RECORDED DATA ->
'''
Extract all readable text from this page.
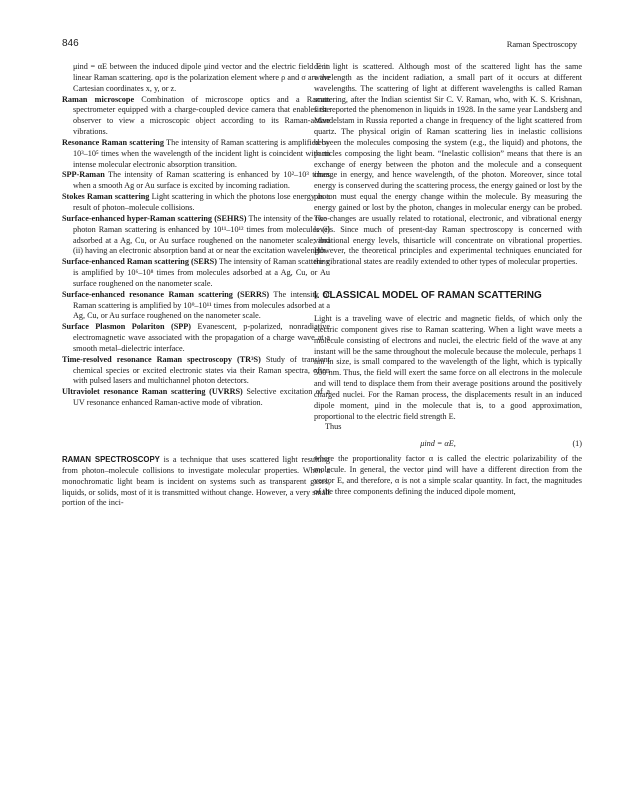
846	Raman Spectroscopy

μind = αE between the induced dipole μind vector and the electric field E in linear Raman scattering. αρσ is the polarization element where ρ and σ are the Cartesian coordinates x, y, or z.

Raman microscope Combination of microscope optics and a Raman spectrometer equipped with a charge-coupled device camera that enables the observer to view a microscopic object according to its Raman-active vibrations.

Resonance Raman scattering The intensity of Raman scattering is amplified by 10³–10⁵ times when the wavelength of the incident light is coincident with an intense molecular electronic absorption transition.

SPP-Raman The intensity of Raman scattering is enhanced by 10²–10³ times when a smooth Ag or Au surface is excited by incoming radiation.

Stokes Raman scattering Light scattering in which the photons lose energy as a result of photon–molecule collisions.

Surface-enhanced hyper-Raman scattering (SEHRS) The intensity of the two-photon Raman scattering is enhanced by 10¹¹–10¹² times from molecules (i) adsorbed at a Ag, Cu, or Au surface roughened on the nanometer scale; and (ii) having an electronic absorption band at or near the excitation wavelength.

Surface-enhanced Raman scattering (SERS) The intensity of Raman scattering is amplified by 10⁶–10⁸ times from molecules adsorbed at a Ag, Cu, or Au surface roughened on the nanometer scale.

Surface-enhanced resonance Raman scattering (SERRS) The intensity of Raman scattering is amplified by 10⁹–10¹¹ times from molecules adsorbed at a Ag, Cu, or Au surface roughened on the nanometer scale.

Surface Plasmon Polariton (SPP) Evanescent, p-polarized, nonradiative electromagnetic wave associated with the propagation of a charge wave at a smooth metal–dielectric interface.

Time-resolved resonance Raman spectroscopy (TR³S) Study of transient chemical species or excited electronic states via their Raman spectra, often with pulsed lasers and multichannel photon detectors.

Ultraviolet resonance Raman scattering (UVRRS) Selective excitation of a UV resonance enhanced Raman-active mode of vibration.

RAMAN SPECTROSCOPY is a technique that uses scattered light resulting from photon–molecule collisions to investigate molecular properties. When a monochromatic light beam is incident on systems such as transparent gases, liquids, or solids, most of it is transmitted without change. However, a very small portion of the inci-

dent light is scattered. Although most of the scattered light has the same wavelength as the incident radiation, a small part of it occurs at different wavelengths. The scattering of light at different wavelengths is called Raman scattering, after the Indian scientist Sir C. V. Raman, who, with K. S. Krishnan, first reported the phenomenon in liquids in 1928. In the same year Landsberg and Mandelstam in Russia reported a change in frequency of the light scattered from quartz. The physical origin of Raman scattering lies in inelastic collisions between the molecules composing the system (e.g., the liquid) and photons, the particles composing the light beam. “Inelastic collision” means that there is an exchange of energy between the photon and the molecule and a consequent change in energy, and hence wavelength, of the photon. Moreover, since total energy is conserved during the scattering process, the energy gained or lost by the photon must equal the energy change within the molecule. By measuring the energy gained or lost by the photon, changes in molecular energy can be probed. The changes are usually related to rotational, electronic, and vibrational energy levels. Since much of present-day Raman spectroscopy is concerned with vibrational energy levels, thisarticle will concentrate on vibrational properties. However, the theoretical principles and experimental techniques enunciated for the vibrational states are readily extended to other types of molecular properties.

I. CLASSICAL MODEL OF RAMAN SCATTERING

Light is a traveling wave of electric and magnetic fields, of which only the electric component gives rise to Raman scattering. When a light wave meets a molecule consisting of electrons and nuclei, the electric field of the wave at any instant will be the same throughout the molecule because the molecule, perhaps 1 nm in size, is small compared to the wavelength of the light, which is typically 500 nm. Thus, the field will exert the same force on all electrons in the molecule and will tend to displace them from their average positions around the positively charged nuclei. For the Raman process, the displacements result in an induced dipole moment, μind in the molecule that is, to a good approximation, proportional to the electric field strength E.

Thus

μind = αE,	(1)

where the proportionality factor α is called the electric polarizability of the molecule. In general, the vector μind will have a different direction from the vector E, and therefore, α is not a simple scalar quantity. In fact, the magnitudes of the three components defining the induced dipole moment,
'''
TASK PROMPT -> Copy each line in the data that holds the word "amplified".

SOLUTION TO THE EXERCISE ->
Resonance Raman scattering The intensity of Raman scattering is amplified by 10³–10⁵ times when the wavelength of the incident light is coincident with an intense molecular electronic absorption transition.
Surface-enhanced Raman scattering (SERS) The intensity of Raman scattering is amplified by 10⁶–10⁸ times from molecules adsorbed at a Ag, Cu, or Au surface roughened on the nanometer scale.
Surface-enhanced resonance Raman scattering (SERRS) The intensity of Raman scattering is amplified by 10⁹–10¹¹ times from molecules adsorbed at a Ag, Cu, or Au surface roughened on the nanometer scale.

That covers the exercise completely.